_REQUIRED TASK:_ Find and copy every line in the records that includes the string "visible".

_INFORMATION SHOWN:_
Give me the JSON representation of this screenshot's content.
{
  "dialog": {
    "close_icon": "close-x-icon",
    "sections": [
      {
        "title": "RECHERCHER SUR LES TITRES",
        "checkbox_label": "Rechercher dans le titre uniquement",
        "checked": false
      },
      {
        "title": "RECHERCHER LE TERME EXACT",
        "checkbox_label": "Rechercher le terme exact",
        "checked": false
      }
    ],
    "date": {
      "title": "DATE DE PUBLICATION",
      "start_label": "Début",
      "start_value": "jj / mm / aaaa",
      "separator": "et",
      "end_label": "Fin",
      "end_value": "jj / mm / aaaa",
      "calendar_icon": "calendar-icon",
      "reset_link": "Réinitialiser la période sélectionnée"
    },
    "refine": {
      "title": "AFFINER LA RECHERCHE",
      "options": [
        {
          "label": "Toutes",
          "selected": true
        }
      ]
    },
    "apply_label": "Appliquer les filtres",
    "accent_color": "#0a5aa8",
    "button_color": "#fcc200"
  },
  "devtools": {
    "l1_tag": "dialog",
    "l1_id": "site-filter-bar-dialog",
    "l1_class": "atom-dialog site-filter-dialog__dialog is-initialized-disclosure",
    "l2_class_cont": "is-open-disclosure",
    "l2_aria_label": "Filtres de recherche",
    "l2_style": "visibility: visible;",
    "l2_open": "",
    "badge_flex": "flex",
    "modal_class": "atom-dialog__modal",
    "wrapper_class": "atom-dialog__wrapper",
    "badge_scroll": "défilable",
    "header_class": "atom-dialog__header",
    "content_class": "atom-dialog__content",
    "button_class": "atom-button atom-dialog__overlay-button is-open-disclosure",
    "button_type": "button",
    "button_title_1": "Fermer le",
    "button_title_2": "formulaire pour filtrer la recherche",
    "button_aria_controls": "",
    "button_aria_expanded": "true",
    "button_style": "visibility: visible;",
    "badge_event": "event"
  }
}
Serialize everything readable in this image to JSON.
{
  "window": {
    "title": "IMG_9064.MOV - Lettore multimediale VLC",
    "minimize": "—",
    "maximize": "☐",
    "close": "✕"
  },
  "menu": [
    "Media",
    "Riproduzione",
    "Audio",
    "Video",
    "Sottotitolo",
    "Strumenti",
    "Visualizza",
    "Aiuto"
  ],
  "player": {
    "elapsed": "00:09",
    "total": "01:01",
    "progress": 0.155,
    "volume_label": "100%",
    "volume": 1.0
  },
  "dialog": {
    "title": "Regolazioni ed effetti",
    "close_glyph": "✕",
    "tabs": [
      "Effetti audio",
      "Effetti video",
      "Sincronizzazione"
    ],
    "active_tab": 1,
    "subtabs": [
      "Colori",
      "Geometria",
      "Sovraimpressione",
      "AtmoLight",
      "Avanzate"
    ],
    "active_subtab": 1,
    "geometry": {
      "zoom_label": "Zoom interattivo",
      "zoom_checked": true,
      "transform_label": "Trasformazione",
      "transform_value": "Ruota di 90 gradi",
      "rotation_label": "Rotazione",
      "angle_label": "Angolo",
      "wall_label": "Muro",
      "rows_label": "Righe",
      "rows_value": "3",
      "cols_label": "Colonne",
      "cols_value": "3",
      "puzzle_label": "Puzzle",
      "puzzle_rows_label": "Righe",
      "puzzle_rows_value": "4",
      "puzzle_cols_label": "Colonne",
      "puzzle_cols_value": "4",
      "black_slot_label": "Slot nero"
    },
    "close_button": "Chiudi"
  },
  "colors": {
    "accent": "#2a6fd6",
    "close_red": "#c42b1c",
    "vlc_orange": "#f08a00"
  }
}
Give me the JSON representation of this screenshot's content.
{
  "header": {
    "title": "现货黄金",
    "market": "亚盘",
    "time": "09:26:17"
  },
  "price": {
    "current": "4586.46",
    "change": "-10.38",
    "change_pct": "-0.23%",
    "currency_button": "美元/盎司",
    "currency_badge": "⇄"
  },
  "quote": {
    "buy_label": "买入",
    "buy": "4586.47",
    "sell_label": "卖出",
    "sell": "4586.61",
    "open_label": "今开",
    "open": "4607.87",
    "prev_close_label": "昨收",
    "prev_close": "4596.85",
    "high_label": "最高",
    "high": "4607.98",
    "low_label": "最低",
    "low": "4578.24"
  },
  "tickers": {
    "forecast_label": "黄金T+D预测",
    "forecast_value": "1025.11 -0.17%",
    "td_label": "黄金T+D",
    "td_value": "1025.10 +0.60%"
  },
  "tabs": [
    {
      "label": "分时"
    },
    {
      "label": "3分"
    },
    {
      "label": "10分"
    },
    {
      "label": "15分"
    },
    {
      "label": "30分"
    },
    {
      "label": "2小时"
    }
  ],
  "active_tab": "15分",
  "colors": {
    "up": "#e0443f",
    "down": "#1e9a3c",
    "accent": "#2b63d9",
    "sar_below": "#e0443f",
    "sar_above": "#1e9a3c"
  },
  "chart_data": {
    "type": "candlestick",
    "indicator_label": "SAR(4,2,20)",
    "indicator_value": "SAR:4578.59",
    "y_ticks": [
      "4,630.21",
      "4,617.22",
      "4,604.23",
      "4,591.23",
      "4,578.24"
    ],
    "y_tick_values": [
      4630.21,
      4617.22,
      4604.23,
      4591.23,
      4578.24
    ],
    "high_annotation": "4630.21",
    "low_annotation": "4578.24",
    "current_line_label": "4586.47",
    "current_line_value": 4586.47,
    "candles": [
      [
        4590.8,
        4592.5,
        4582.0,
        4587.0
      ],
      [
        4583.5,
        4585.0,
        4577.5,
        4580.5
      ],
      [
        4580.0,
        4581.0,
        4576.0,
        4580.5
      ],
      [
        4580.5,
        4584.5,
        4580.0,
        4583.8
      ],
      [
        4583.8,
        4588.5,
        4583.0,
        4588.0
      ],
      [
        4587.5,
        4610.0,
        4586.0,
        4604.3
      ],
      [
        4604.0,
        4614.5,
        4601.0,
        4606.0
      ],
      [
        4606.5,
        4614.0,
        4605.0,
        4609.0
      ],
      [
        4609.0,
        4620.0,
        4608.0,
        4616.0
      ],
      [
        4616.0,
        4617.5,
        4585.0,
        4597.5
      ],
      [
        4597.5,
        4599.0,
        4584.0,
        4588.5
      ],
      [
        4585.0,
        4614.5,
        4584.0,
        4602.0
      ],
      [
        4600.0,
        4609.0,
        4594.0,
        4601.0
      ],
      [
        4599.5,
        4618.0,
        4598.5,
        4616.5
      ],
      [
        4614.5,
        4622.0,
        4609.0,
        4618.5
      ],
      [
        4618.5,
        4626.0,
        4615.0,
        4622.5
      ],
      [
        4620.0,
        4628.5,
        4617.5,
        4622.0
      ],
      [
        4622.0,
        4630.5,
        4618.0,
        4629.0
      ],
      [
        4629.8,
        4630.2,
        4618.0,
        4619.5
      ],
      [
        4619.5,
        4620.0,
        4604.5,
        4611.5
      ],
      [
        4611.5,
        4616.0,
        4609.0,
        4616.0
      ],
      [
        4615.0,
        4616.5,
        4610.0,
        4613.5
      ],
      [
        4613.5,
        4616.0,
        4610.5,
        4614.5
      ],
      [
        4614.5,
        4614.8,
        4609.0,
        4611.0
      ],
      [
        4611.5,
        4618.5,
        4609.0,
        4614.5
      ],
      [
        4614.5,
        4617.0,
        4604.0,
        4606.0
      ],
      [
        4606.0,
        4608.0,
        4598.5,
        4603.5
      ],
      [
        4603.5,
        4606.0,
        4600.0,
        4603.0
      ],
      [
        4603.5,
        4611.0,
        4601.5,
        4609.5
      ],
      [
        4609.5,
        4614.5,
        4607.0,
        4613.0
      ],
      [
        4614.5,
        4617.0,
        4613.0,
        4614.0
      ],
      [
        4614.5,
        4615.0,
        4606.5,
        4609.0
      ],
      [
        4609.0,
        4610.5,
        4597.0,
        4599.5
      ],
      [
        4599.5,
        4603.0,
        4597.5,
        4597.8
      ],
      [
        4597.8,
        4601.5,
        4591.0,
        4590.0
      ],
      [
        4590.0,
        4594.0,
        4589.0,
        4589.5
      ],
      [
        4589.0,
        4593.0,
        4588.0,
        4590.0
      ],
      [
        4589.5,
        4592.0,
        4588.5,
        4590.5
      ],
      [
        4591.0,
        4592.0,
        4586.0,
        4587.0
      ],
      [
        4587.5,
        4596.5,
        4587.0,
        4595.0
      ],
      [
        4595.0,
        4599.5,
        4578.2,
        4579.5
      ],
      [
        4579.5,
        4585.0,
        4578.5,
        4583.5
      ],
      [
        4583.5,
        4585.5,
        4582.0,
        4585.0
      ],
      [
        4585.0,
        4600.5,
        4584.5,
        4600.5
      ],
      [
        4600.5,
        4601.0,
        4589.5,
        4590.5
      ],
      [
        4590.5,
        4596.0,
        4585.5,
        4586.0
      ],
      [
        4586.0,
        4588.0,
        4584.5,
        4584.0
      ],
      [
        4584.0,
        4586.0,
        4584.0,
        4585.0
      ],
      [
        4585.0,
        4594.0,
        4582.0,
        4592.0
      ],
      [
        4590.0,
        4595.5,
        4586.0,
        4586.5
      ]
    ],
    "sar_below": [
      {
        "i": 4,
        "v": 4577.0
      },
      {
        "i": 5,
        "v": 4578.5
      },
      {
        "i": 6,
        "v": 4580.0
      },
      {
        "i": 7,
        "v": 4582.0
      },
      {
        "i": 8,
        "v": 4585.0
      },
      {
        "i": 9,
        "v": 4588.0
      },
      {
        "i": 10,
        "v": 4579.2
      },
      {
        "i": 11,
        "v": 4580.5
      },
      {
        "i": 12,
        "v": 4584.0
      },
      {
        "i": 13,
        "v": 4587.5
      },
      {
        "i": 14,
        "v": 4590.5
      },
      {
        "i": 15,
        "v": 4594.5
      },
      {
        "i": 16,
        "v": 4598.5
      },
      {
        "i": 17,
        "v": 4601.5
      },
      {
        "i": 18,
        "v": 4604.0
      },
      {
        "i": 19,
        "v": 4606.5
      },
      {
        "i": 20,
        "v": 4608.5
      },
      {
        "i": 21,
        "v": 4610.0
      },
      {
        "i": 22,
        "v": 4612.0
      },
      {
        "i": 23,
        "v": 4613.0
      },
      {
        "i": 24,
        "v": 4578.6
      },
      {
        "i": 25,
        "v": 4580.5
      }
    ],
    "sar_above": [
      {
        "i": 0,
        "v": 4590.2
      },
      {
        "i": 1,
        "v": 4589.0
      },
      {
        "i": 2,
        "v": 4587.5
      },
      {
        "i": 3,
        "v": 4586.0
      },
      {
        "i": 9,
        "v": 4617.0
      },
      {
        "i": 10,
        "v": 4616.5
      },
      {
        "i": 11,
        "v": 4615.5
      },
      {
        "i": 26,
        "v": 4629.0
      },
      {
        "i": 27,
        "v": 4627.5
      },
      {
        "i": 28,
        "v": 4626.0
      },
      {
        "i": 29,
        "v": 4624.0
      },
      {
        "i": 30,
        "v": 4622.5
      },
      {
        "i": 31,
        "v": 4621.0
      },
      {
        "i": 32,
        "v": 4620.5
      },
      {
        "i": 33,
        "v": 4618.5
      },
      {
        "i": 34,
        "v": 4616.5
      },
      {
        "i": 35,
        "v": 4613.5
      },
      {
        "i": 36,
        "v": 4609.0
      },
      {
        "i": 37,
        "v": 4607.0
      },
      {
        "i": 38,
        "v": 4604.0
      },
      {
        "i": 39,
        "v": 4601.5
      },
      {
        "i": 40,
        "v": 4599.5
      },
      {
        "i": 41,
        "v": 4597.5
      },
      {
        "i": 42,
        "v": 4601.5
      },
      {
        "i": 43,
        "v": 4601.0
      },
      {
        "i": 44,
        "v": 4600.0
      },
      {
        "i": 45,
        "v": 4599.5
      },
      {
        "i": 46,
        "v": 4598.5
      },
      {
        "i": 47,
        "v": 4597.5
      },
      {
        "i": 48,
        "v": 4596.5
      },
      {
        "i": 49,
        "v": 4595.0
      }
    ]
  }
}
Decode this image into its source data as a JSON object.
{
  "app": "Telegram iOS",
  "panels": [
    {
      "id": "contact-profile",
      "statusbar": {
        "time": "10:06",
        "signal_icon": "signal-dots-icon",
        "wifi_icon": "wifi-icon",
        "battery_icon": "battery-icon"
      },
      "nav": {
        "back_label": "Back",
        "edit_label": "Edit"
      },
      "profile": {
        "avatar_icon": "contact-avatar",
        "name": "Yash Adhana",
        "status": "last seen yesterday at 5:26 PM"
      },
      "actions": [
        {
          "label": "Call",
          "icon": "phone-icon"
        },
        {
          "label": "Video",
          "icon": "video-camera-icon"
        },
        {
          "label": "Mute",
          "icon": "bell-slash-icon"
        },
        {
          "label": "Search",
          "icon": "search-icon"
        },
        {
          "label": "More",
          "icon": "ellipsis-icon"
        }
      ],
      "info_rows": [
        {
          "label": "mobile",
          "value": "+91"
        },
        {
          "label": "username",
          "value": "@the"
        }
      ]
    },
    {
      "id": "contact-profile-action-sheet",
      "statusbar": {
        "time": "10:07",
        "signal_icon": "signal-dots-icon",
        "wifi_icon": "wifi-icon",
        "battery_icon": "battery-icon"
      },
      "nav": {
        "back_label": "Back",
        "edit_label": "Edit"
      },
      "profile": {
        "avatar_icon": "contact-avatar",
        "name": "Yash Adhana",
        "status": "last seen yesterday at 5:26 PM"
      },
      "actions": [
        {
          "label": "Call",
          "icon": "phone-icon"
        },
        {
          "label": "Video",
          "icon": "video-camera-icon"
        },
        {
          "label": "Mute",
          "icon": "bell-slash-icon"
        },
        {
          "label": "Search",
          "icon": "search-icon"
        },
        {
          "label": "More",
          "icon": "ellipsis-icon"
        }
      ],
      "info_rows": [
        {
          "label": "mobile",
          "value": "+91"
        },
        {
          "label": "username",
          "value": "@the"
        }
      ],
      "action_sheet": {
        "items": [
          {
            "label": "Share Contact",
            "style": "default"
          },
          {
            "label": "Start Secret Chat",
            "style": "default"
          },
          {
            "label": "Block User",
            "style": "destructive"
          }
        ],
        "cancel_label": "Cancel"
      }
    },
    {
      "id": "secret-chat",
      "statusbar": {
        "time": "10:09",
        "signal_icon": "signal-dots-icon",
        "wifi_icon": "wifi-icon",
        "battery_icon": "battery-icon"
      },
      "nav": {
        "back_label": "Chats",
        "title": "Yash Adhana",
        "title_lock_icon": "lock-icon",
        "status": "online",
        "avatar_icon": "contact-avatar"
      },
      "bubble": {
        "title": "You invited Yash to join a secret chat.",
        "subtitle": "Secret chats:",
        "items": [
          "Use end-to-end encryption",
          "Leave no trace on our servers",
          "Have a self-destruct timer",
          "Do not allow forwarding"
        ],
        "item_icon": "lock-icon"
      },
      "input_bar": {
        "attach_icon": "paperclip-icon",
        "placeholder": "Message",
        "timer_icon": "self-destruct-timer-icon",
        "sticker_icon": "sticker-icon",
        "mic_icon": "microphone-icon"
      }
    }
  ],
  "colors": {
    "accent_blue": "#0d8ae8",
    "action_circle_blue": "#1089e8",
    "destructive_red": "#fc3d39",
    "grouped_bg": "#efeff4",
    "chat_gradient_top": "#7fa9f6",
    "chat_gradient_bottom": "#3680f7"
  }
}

_REPLY TO THE EXERCISE:_
    "l2_style": "visibility: visible;",
    "button_style": "visibility: visible;",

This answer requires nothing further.